## begin
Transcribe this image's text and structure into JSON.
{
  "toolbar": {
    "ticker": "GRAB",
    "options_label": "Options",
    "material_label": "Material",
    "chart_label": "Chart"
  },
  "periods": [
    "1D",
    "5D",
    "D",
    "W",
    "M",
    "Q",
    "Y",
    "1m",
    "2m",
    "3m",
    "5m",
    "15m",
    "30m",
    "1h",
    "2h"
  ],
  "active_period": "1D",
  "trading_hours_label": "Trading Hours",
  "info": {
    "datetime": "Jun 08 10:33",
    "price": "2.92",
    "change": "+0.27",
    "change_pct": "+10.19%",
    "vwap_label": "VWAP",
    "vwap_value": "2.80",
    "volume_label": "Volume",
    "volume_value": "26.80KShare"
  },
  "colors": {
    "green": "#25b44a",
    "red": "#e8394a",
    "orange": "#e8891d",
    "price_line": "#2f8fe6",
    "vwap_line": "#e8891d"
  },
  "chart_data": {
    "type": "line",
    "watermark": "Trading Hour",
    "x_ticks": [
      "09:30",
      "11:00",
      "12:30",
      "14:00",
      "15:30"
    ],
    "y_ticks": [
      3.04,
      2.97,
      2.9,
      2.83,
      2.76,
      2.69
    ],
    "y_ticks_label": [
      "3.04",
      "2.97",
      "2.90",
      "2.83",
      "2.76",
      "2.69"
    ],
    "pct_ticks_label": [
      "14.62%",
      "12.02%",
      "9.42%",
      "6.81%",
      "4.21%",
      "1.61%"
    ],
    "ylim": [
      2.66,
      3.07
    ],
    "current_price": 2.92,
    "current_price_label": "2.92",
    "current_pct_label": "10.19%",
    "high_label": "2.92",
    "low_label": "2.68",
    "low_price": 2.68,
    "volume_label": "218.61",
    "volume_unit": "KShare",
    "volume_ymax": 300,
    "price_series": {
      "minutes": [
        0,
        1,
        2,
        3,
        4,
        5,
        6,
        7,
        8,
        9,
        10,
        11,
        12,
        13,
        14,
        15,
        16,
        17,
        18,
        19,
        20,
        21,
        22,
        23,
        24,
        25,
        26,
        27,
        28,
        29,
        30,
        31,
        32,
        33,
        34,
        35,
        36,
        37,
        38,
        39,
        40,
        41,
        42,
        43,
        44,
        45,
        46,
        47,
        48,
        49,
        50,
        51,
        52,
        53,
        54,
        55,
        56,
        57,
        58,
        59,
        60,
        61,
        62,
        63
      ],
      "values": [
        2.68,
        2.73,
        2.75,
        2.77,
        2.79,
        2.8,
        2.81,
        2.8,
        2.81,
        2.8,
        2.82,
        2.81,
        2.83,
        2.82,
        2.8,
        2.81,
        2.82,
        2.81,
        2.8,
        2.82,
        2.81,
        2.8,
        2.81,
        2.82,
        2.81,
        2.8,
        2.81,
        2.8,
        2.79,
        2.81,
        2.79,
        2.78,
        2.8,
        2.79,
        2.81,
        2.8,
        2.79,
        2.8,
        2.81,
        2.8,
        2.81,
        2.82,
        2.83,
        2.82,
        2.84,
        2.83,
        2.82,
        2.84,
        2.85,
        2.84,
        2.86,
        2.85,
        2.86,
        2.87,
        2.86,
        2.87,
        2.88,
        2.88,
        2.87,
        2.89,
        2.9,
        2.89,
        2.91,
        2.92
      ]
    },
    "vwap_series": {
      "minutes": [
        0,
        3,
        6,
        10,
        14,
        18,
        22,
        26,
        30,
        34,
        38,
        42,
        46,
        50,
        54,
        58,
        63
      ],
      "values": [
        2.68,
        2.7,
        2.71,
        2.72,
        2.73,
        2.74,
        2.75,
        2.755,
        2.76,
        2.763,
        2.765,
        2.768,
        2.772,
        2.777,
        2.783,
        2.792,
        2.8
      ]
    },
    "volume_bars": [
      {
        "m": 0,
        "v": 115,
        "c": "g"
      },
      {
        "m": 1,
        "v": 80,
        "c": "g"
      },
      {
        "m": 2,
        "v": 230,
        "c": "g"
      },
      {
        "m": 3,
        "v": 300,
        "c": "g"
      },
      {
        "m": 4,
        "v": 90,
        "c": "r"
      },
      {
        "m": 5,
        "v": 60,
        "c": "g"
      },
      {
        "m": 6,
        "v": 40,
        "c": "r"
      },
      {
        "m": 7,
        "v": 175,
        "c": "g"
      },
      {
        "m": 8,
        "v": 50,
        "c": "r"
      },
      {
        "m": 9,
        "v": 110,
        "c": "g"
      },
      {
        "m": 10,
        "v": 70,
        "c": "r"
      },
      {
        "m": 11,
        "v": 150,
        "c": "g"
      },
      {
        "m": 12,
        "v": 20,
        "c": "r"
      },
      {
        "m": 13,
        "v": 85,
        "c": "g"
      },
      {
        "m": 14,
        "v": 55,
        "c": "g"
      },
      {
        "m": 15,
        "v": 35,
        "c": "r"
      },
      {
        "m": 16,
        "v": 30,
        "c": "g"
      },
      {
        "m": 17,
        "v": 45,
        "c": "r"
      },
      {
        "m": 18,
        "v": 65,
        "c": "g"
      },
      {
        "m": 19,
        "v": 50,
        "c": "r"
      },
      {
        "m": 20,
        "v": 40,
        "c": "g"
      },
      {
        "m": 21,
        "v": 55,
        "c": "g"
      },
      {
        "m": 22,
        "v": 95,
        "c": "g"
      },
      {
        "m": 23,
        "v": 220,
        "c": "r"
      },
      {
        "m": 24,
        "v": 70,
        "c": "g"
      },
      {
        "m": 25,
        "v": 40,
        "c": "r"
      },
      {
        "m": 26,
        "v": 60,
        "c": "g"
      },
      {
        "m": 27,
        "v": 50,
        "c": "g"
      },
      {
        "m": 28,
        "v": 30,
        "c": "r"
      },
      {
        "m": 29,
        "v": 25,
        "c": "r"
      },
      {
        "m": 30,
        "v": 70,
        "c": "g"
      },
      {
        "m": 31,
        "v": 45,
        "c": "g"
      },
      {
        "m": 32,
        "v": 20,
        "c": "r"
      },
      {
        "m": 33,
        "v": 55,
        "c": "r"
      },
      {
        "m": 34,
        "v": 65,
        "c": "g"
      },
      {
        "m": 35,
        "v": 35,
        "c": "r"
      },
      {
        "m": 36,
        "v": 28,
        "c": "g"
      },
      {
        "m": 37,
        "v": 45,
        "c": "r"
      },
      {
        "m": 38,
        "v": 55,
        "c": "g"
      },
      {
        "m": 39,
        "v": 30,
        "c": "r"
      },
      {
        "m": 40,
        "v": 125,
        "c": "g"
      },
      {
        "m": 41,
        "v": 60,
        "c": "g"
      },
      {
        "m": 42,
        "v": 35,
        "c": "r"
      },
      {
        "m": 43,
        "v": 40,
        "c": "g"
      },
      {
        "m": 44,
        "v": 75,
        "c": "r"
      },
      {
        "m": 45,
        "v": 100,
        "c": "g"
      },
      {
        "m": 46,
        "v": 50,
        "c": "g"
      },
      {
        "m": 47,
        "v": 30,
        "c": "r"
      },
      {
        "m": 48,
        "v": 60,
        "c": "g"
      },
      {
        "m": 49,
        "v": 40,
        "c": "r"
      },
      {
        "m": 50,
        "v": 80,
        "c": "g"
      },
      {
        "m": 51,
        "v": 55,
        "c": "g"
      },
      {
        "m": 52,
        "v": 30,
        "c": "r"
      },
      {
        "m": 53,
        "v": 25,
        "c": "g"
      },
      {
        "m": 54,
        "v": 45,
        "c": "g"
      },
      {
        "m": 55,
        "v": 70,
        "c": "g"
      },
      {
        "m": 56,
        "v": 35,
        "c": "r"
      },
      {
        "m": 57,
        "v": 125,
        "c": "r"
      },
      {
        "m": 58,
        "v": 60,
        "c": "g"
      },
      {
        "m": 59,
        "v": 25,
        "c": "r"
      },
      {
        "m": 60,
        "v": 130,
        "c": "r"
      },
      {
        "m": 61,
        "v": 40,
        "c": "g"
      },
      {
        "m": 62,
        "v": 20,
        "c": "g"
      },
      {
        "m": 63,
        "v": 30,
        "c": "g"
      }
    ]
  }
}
## end
Which lines above contain "Trading"? Show each of them.

Expected output:
  "trading_hours_label": "Trading Hours",
    "watermark": "Trading Hour",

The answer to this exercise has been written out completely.